Dataset listings of figures
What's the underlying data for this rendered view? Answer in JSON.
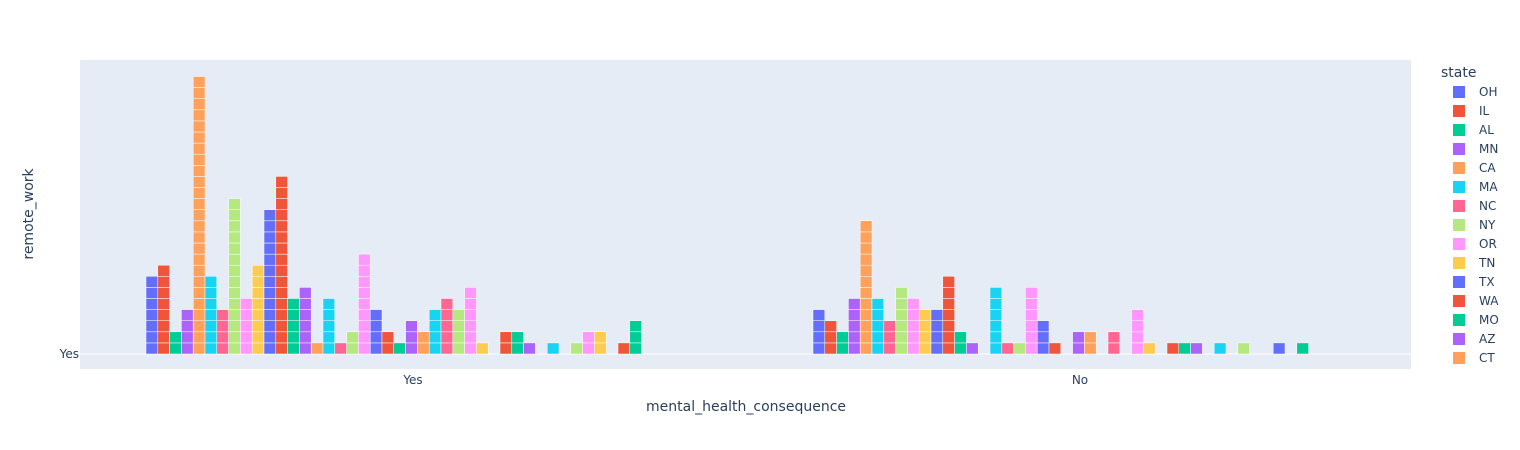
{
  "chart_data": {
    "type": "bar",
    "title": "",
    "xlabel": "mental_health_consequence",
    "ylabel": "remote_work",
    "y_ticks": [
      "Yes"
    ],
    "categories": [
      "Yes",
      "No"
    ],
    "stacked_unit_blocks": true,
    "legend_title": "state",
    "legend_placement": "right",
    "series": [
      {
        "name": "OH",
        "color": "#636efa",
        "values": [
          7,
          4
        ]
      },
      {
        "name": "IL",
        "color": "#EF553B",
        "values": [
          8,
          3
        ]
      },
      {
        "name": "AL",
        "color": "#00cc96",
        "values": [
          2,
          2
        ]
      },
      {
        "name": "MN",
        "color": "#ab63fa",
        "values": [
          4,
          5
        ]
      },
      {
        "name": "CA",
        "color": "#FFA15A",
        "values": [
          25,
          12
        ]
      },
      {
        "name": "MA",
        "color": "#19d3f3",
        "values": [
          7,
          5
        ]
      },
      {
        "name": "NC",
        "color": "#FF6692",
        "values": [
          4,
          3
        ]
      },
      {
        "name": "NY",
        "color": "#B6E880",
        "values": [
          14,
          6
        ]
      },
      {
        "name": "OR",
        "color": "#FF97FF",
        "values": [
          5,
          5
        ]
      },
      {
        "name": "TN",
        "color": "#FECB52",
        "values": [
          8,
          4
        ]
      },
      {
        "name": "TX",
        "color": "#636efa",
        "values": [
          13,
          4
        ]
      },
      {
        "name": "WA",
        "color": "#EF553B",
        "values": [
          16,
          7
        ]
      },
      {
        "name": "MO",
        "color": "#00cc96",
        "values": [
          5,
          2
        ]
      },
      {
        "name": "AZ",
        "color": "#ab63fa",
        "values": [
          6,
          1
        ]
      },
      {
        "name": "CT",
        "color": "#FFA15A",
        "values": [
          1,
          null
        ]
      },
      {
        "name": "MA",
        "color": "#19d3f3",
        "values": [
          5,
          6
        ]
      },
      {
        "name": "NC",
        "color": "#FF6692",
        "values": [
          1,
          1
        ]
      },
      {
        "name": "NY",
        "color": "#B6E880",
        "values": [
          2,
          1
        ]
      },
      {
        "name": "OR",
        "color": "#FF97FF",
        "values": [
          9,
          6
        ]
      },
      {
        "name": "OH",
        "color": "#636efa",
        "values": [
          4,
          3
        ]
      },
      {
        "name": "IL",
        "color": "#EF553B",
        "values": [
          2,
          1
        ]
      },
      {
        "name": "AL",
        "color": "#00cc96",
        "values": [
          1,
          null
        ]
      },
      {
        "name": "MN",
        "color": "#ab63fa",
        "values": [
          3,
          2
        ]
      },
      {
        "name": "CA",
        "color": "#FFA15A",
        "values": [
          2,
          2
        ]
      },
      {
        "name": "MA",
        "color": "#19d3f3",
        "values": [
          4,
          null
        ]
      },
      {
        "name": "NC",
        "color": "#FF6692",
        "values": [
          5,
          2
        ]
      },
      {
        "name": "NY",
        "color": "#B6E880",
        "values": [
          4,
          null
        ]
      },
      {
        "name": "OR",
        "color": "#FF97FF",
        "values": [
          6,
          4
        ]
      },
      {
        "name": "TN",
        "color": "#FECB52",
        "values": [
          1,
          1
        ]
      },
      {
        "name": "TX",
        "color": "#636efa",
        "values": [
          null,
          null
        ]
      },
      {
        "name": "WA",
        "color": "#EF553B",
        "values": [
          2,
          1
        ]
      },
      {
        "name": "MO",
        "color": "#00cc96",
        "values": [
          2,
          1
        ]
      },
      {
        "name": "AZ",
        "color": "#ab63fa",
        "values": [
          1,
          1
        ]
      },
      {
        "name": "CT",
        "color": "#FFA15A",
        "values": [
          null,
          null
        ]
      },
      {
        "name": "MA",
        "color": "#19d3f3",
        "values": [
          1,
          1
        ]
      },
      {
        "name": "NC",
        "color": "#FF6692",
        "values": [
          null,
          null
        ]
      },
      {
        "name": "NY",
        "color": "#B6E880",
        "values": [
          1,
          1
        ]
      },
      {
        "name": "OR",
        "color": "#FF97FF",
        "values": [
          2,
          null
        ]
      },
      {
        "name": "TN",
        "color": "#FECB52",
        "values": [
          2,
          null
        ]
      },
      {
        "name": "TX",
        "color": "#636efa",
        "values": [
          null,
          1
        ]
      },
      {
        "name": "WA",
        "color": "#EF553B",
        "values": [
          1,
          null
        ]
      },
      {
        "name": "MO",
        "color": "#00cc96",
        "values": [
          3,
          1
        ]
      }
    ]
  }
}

What is needed: Set down the material above as is, without any pictures.

Response for this exercise:
What's the underlying data for this rendered view? Answer in JSON.
{
  "chart_data": {
    "type": "bar",
    "title": "",
    "xlabel": "mental_health_consequence",
    "ylabel": "remote_work",
    "y_ticks": [
      "Yes"
    ],
    "categories": [
      "Yes",
      "No"
    ],
    "stacked_unit_blocks": true,
    "legend_title": "state",
    "legend_placement": "right",
    "series": [
      {
        "name": "OH",
        "color": "#636efa",
        "values": [
          7,
          4
        ]
      },
      {
        "name": "IL",
        "color": "#EF553B",
        "values": [
          8,
          3
        ]
      },
      {
        "name": "AL",
        "color": "#00cc96",
        "values": [
          2,
          2
        ]
      },
      {
        "name": "MN",
        "color": "#ab63fa",
        "values": [
          4,
          5
        ]
      },
      {
        "name": "CA",
        "color": "#FFA15A",
        "values": [
          25,
          12
        ]
      },
      {
        "name": "MA",
        "color": "#19d3f3",
        "values": [
          7,
          5
        ]
      },
      {
        "name": "NC",
        "color": "#FF6692",
        "values": [
          4,
          3
        ]
      },
      {
        "name": "NY",
        "color": "#B6E880",
        "values": [
          14,
          6
        ]
      },
      {
        "name": "OR",
        "color": "#FF97FF",
        "values": [
          5,
          5
        ]
      },
      {
        "name": "TN",
        "color": "#FECB52",
        "values": [
          8,
          4
        ]
      },
      {
        "name": "TX",
        "color": "#636efa",
        "values": [
          13,
          4
        ]
      },
      {
        "name": "WA",
        "color": "#EF553B",
        "values": [
          16,
          7
        ]
      },
      {
        "name": "MO",
        "color": "#00cc96",
        "values": [
          5,
          2
        ]
      },
      {
        "name": "AZ",
        "color": "#ab63fa",
        "values": [
          6,
          1
        ]
      },
      {
        "name": "CT",
        "color": "#FFA15A",
        "values": [
          1,
          null
        ]
      },
      {
        "name": "MA",
        "color": "#19d3f3",
        "values": [
          5,
          6
        ]
      },
      {
        "name": "NC",
        "color": "#FF6692",
        "values": [
          1,
          1
        ]
      },
      {
        "name": "NY",
        "color": "#B6E880",
        "values": [
          2,
          1
        ]
      },
      {
        "name": "OR",
        "color": "#FF97FF",
        "values": [
          9,
          6
        ]
      },
      {
        "name": "OH",
        "color": "#636efa",
        "values": [
          4,
          3
        ]
      },
      {
        "name": "IL",
        "color": "#EF553B",
        "values": [
          2,
          1
        ]
      },
      {
        "name": "AL",
        "color": "#00cc96",
        "values": [
          1,
          null
        ]
      },
      {
        "name": "MN",
        "color": "#ab63fa",
        "values": [
          3,
          2
        ]
      },
      {
        "name": "CA",
        "color": "#FFA15A",
        "values": [
          2,
          2
        ]
      },
      {
        "name": "MA",
        "color": "#19d3f3",
        "values": [
          4,
          null
        ]
      },
      {
        "name": "NC",
        "color": "#FF6692",
        "values": [
          5,
          2
        ]
      },
      {
        "name": "NY",
        "color": "#B6E880",
        "values": [
          4,
          null
        ]
      },
      {
        "name": "OR",
        "color": "#FF97FF",
        "values": [
          6,
          4
        ]
      },
      {
        "name": "TN",
        "color": "#FECB52",
        "values": [
          1,
          1
        ]
      },
      {
        "name": "TX",
        "color": "#636efa",
        "values": [
          null,
          null
        ]
      },
      {
        "name": "WA",
        "color": "#EF553B",
        "values": [
          2,
          1
        ]
      },
      {
        "name": "MO",
        "color": "#00cc96",
        "values": [
          2,
          1
        ]
      },
      {
        "name": "AZ",
        "color": "#ab63fa",
        "values": [
          1,
          1
        ]
      },
      {
        "name": "CT",
        "color": "#FFA15A",
        "values": [
          null,
          null
        ]
      },
      {
        "name": "MA",
        "color": "#19d3f3",
        "values": [
          1,
          1
        ]
      },
      {
        "name": "NC",
        "color": "#FF6692",
        "values": [
          null,
          null
        ]
      },
      {
        "name": "NY",
        "color": "#B6E880",
        "values": [
          1,
          1
        ]
      },
      {
        "name": "OR",
        "color": "#FF97FF",
        "values": [
          2,
          null
        ]
      },
      {
        "name": "TN",
        "color": "#FECB52",
        "values": [
          2,
          null
        ]
      },
      {
        "name": "TX",
        "color": "#636efa",
        "values": [
          null,
          1
        ]
      },
      {
        "name": "WA",
        "color": "#EF553B",
        "values": [
          1,
          null
        ]
      },
      {
        "name": "MO",
        "color": "#00cc96",
        "values": [
          3,
          1
        ]
      }
    ]
  }
}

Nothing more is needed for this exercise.